Items from a dataset
————————

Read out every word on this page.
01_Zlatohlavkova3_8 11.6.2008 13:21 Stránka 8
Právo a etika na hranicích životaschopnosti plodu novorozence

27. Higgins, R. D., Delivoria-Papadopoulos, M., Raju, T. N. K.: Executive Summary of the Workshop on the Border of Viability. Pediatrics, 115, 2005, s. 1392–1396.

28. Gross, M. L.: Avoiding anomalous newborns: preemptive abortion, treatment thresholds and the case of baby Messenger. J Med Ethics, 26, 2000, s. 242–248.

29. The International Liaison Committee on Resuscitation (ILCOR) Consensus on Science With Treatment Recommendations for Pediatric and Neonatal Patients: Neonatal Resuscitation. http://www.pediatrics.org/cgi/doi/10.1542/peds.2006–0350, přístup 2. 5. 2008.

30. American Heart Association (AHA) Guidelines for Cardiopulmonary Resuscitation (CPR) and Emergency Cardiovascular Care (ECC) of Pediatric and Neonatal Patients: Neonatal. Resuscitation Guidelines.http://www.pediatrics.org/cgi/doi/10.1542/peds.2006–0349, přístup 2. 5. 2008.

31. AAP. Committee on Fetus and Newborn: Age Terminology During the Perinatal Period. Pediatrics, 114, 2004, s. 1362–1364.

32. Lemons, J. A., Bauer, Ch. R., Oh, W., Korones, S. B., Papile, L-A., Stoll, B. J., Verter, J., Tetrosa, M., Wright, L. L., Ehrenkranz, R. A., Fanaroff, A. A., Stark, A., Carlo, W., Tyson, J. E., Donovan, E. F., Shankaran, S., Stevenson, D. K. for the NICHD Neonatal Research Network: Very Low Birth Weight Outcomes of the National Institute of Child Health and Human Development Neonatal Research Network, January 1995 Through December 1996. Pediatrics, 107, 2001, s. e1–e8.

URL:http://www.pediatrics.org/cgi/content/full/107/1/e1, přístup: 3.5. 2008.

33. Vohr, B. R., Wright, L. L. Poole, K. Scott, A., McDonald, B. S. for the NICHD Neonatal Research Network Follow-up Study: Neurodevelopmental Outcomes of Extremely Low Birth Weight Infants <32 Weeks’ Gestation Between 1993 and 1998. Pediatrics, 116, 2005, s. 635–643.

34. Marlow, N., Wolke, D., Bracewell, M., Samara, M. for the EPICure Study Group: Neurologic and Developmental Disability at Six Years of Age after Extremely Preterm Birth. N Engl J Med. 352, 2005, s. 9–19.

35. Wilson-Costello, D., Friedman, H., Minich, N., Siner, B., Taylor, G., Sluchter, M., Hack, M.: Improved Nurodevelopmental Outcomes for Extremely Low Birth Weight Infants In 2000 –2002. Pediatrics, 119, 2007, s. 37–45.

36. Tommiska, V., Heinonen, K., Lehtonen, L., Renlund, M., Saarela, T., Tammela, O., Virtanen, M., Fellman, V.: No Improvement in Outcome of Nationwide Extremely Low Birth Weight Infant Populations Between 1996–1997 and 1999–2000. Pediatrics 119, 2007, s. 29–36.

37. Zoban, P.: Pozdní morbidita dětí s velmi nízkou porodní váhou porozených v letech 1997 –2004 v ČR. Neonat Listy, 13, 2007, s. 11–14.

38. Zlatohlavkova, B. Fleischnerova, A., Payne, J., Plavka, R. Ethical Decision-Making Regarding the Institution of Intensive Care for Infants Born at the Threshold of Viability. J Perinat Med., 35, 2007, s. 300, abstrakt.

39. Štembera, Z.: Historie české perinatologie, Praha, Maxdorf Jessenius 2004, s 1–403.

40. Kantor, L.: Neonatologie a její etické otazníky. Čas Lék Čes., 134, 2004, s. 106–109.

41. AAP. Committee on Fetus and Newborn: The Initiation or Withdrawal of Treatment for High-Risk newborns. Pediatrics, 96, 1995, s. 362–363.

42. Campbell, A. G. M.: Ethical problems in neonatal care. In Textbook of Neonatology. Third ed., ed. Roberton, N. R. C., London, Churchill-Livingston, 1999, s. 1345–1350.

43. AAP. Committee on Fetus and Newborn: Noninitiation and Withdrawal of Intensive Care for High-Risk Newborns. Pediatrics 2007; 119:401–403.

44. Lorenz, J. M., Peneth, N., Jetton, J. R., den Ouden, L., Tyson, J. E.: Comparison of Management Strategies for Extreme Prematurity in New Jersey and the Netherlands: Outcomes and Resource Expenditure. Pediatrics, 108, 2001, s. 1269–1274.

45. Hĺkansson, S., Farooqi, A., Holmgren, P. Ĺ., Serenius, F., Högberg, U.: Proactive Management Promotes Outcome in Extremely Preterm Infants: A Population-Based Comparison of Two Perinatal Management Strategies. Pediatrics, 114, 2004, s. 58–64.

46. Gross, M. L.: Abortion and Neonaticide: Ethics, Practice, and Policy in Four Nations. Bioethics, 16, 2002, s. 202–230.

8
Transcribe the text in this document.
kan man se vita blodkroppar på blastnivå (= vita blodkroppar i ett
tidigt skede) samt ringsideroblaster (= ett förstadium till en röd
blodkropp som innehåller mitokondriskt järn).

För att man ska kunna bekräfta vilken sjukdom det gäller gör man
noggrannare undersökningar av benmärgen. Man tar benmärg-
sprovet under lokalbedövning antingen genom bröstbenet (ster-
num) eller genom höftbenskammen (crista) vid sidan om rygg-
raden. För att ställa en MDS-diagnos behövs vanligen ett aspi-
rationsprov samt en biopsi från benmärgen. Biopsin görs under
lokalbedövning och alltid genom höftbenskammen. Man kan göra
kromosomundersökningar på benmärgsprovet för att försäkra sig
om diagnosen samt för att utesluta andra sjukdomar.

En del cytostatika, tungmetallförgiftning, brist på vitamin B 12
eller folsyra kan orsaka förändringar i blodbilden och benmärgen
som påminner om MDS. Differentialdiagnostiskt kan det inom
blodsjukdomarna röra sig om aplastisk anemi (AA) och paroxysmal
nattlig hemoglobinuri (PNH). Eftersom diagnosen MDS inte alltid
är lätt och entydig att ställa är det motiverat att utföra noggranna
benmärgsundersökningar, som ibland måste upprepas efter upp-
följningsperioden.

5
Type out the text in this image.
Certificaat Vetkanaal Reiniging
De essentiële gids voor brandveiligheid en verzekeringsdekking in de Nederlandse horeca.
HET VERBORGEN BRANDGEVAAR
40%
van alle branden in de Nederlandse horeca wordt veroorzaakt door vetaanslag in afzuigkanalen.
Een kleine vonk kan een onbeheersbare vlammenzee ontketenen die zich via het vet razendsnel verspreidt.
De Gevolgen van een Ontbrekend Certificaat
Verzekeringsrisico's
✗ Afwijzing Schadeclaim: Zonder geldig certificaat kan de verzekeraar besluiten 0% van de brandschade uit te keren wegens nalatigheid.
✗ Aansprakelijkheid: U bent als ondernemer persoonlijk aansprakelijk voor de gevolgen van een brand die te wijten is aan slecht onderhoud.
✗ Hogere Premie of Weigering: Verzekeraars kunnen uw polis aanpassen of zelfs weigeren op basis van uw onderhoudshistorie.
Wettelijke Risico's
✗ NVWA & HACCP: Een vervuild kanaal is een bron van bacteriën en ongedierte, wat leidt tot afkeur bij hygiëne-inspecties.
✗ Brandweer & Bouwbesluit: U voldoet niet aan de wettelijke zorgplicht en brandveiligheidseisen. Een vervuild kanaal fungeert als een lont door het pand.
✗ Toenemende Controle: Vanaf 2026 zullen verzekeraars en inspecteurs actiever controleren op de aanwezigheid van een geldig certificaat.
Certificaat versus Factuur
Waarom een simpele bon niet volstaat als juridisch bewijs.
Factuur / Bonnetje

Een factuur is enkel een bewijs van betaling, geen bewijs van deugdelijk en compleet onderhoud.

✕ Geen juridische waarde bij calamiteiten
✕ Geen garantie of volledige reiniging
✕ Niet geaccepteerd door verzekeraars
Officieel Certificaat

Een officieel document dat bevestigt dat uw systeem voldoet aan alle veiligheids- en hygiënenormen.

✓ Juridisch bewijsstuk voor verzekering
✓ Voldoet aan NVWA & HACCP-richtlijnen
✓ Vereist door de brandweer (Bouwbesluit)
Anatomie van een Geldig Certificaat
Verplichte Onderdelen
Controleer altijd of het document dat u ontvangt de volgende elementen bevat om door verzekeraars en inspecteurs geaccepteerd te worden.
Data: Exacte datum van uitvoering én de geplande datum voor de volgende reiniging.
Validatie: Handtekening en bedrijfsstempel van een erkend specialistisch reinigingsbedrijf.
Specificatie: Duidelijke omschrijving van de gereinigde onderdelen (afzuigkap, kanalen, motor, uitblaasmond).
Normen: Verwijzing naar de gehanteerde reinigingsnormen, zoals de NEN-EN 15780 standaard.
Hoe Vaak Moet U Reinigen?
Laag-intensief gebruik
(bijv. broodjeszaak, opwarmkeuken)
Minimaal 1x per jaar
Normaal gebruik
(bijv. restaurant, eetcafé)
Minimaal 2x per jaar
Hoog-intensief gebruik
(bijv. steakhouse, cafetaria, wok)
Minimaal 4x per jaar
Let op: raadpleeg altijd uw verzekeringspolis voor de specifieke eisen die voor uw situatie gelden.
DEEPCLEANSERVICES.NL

————————

WHAT THE TASK REQUIRES
Some lines above contain the word "peds". Copy each of them.

ANSWER TO THIS PROBLEM
29. The International Liaison Committee on Resuscitation (ILCOR) Consensus on Science With Treatment Recommendations for Pediatric and Neonatal Patients: Neonatal Resuscitation. http://www.pediatrics.org/cgi/doi/10.1542/peds.2006–0350, přístup 2. 5. 2008.
30. American Heart Association (AHA) Guidelines for Cardiopulmonary Resuscitation (CPR) and Emergency Cardiovascular Care (ECC) of Pediatric and Neonatal Patients: Neonatal. Resuscitation Guidelines.http://www.pediatrics.org/cgi/doi/10.1542/peds.2006–0349, přístup 2. 5. 2008.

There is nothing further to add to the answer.